- Problem description -
Could you write out the records below exactly as they appear, leaving out any pictures?

-- START OF Data extract --

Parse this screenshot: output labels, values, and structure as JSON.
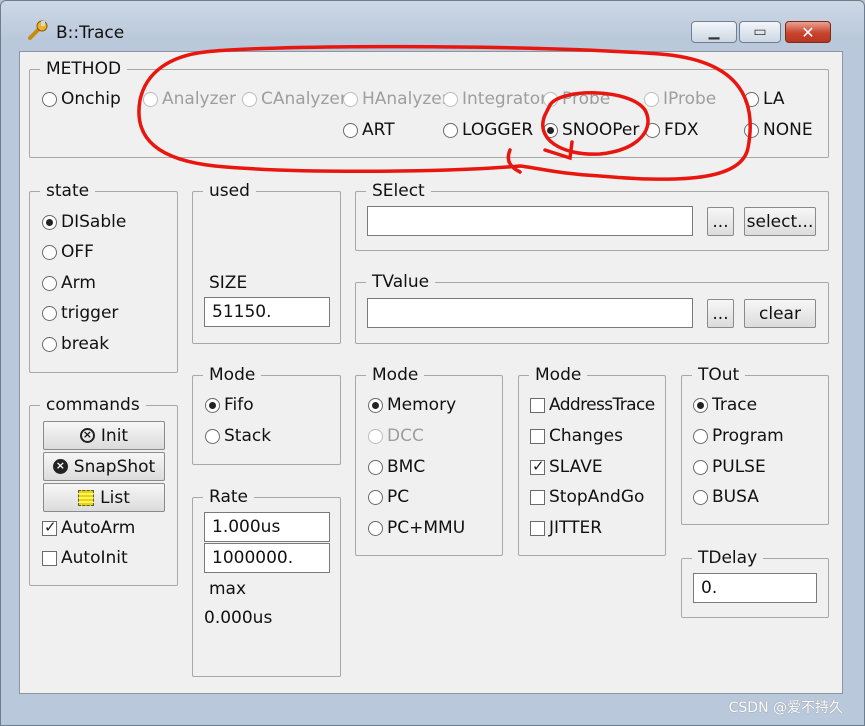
{
  "window": {
    "title": "B::Trace"
  },
  "method": {
    "label": "METHOD",
    "row1": [
      {
        "label": "Onchip",
        "selected": false,
        "disabled": false
      },
      {
        "label": "Analyzer",
        "selected": false,
        "disabled": true
      },
      {
        "label": "CAnalyzer",
        "selected": false,
        "disabled": true
      },
      {
        "label": "HAnalyzer",
        "selected": false,
        "disabled": true
      },
      {
        "label": "Integrator",
        "selected": false,
        "disabled": true
      },
      {
        "label": "Probe",
        "selected": false,
        "disabled": true
      },
      {
        "label": "IProbe",
        "selected": false,
        "disabled": true
      },
      {
        "label": "LA",
        "selected": false,
        "disabled": false
      }
    ],
    "row2": [
      {
        "label": "ART",
        "selected": false,
        "disabled": false
      },
      {
        "label": "LOGGER",
        "selected": false,
        "disabled": false
      },
      {
        "label": "SNOOPer",
        "selected": true,
        "disabled": false
      },
      {
        "label": "FDX",
        "selected": false,
        "disabled": false
      },
      {
        "label": "NONE",
        "selected": false,
        "disabled": false
      }
    ]
  },
  "state": {
    "label": "state",
    "options": [
      {
        "label": "DISable",
        "selected": true
      },
      {
        "label": "OFF",
        "selected": false
      },
      {
        "label": "Arm",
        "selected": false
      },
      {
        "label": "trigger",
        "selected": false
      },
      {
        "label": "break",
        "selected": false
      }
    ]
  },
  "used": {
    "label": "used",
    "size_label": "SIZE",
    "size_value": "51150."
  },
  "select": {
    "label": "SElect",
    "value": "",
    "browse_label": "...",
    "select_label": "select..."
  },
  "tvalue": {
    "label": "TValue",
    "value": "",
    "browse_label": "...",
    "clear_label": "clear"
  },
  "commands": {
    "label": "commands",
    "init_label": "Init",
    "snapshot_label": "SnapShot",
    "list_label": "List",
    "autoarm": {
      "label": "AutoArm",
      "checked": true
    },
    "autoinit": {
      "label": "AutoInit",
      "checked": false
    }
  },
  "mode1": {
    "label": "Mode",
    "options": [
      {
        "label": "Fifo",
        "selected": true
      },
      {
        "label": "Stack",
        "selected": false
      }
    ]
  },
  "mode2": {
    "label": "Mode",
    "options": [
      {
        "label": "Memory",
        "selected": true,
        "disabled": false
      },
      {
        "label": "DCC",
        "selected": false,
        "disabled": true
      },
      {
        "label": "BMC",
        "selected": false,
        "disabled": false
      },
      {
        "label": "PC",
        "selected": false,
        "disabled": false
      },
      {
        "label": "PC+MMU",
        "selected": false,
        "disabled": false
      }
    ]
  },
  "mode3": {
    "label": "Mode",
    "options": [
      {
        "label": "AddressTrace",
        "checked": false
      },
      {
        "label": "Changes",
        "checked": false
      },
      {
        "label": "SLAVE",
        "checked": true
      },
      {
        "label": "StopAndGo",
        "checked": false
      },
      {
        "label": "JITTER",
        "checked": false
      }
    ]
  },
  "tout": {
    "label": "TOut",
    "options": [
      {
        "label": "Trace",
        "selected": true
      },
      {
        "label": "Program",
        "selected": false
      },
      {
        "label": "PULSE",
        "selected": false
      },
      {
        "label": "BUSA",
        "selected": false
      }
    ]
  },
  "rate": {
    "label": "Rate",
    "value1": "1.000us",
    "value2": "1000000.",
    "max_label": "max",
    "max_value": "0.000us"
  },
  "tdelay": {
    "label": "TDelay",
    "value": "0."
  },
  "annotation": {
    "color": "#e8160f"
  },
  "watermark": "CSDN @爱不持久"
}
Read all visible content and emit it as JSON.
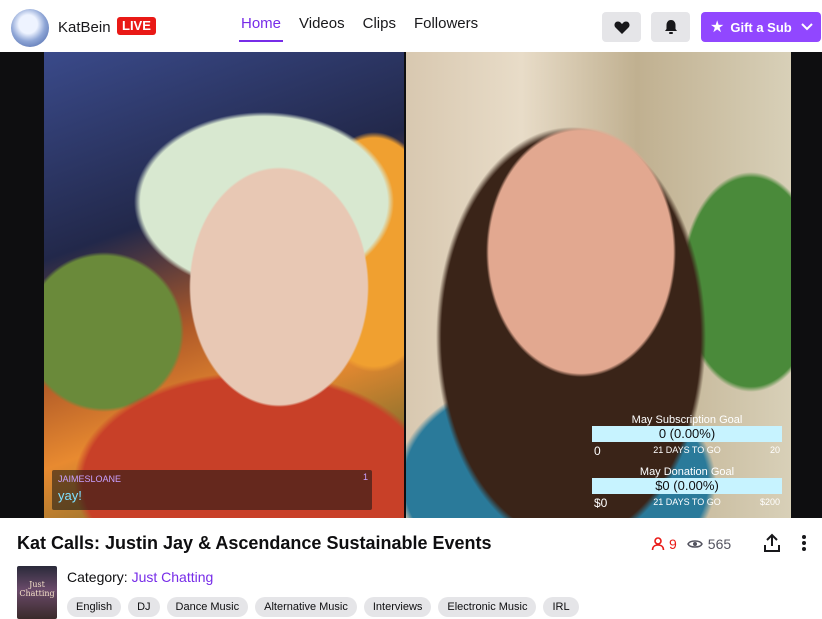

-- END OF Data extract --

- Solution -
Parse this screenshot: output labels, values, and structure as JSON.
{
  "window": {
    "title": "B::Trace"
  },
  "method": {
    "label": "METHOD",
    "row1": [
      {
        "label": "Onchip",
        "selected": false,
        "disabled": false
      },
      {
        "label": "Analyzer",
        "selected": false,
        "disabled": true
      },
      {
        "label": "CAnalyzer",
        "selected": false,
        "disabled": true
      },
      {
        "label": "HAnalyzer",
        "selected": false,
        "disabled": true
      },
      {
        "label": "Integrator",
        "selected": false,
        "disabled": true
      },
      {
        "label": "Probe",
        "selected": false,
        "disabled": true
      },
      {
        "label": "IProbe",
        "selected": false,
        "disabled": true
      },
      {
        "label": "LA",
        "selected": false,
        "disabled": false
      }
    ],
    "row2": [
      {
        "label": "ART",
        "selected": false,
        "disabled": false
      },
      {
        "label": "LOGGER",
        "selected": false,
        "disabled": false
      },
      {
        "label": "SNOOPer",
        "selected": true,
        "disabled": false
      },
      {
        "label": "FDX",
        "selected": false,
        "disabled": false
      },
      {
        "label": "NONE",
        "selected": false,
        "disabled": false
      }
    ]
  },
  "state": {
    "label": "state",
    "options": [
      {
        "label": "DISable",
        "selected": true
      },
      {
        "label": "OFF",
        "selected": false
      },
      {
        "label": "Arm",
        "selected": false
      },
      {
        "label": "trigger",
        "selected": false
      },
      {
        "label": "break",
        "selected": false
      }
    ]
  },
  "used": {
    "label": "used",
    "size_label": "SIZE",
    "size_value": "51150."
  },
  "select": {
    "label": "SElect",
    "value": "",
    "browse_label": "...",
    "select_label": "select..."
  },
  "tvalue": {
    "label": "TValue",
    "value": "",
    "browse_label": "...",
    "clear_label": "clear"
  },
  "commands": {
    "label": "commands",
    "init_label": "Init",
    "snapshot_label": "SnapShot",
    "list_label": "List",
    "autoarm": {
      "label": "AutoArm",
      "checked": true
    },
    "autoinit": {
      "label": "AutoInit",
      "checked": false
    }
  },
  "mode1": {
    "label": "Mode",
    "options": [
      {
        "label": "Fifo",
        "selected": true
      },
      {
        "label": "Stack",
        "selected": false
      }
    ]
  },
  "mode2": {
    "label": "Mode",
    "options": [
      {
        "label": "Memory",
        "selected": true,
        "disabled": false
      },
      {
        "label": "DCC",
        "selected": false,
        "disabled": true
      },
      {
        "label": "BMC",
        "selected": false,
        "disabled": false
      },
      {
        "label": "PC",
        "selected": false,
        "disabled": false
      },
      {
        "label": "PC+MMU",
        "selected": false,
        "disabled": false
      }
    ]
  },
  "mode3": {
    "label": "Mode",
    "options": [
      {
        "label": "AddressTrace",
        "checked": false
      },
      {
        "label": "Changes",
        "checked": false
      },
      {
        "label": "SLAVE",
        "checked": true
      },
      {
        "label": "StopAndGo",
        "checked": false
      },
      {
        "label": "JITTER",
        "checked": false
      }
    ]
  },
  "tout": {
    "label": "TOut",
    "options": [
      {
        "label": "Trace",
        "selected": true
      },
      {
        "label": "Program",
        "selected": false
      },
      {
        "label": "PULSE",
        "selected": false
      },
      {
        "label": "BUSA",
        "selected": false
      }
    ]
  },
  "rate": {
    "label": "Rate",
    "value1": "1.000us",
    "value2": "1000000.",
    "max_label": "max",
    "max_value": "0.000us"
  },
  "tdelay": {
    "label": "TDelay",
    "value": "0."
  },
  "annotation": {
    "color": "#e8160f"
  },
  "watermark": "CSDN @爱不持久"
}
Read all visible content and emit it as JSON.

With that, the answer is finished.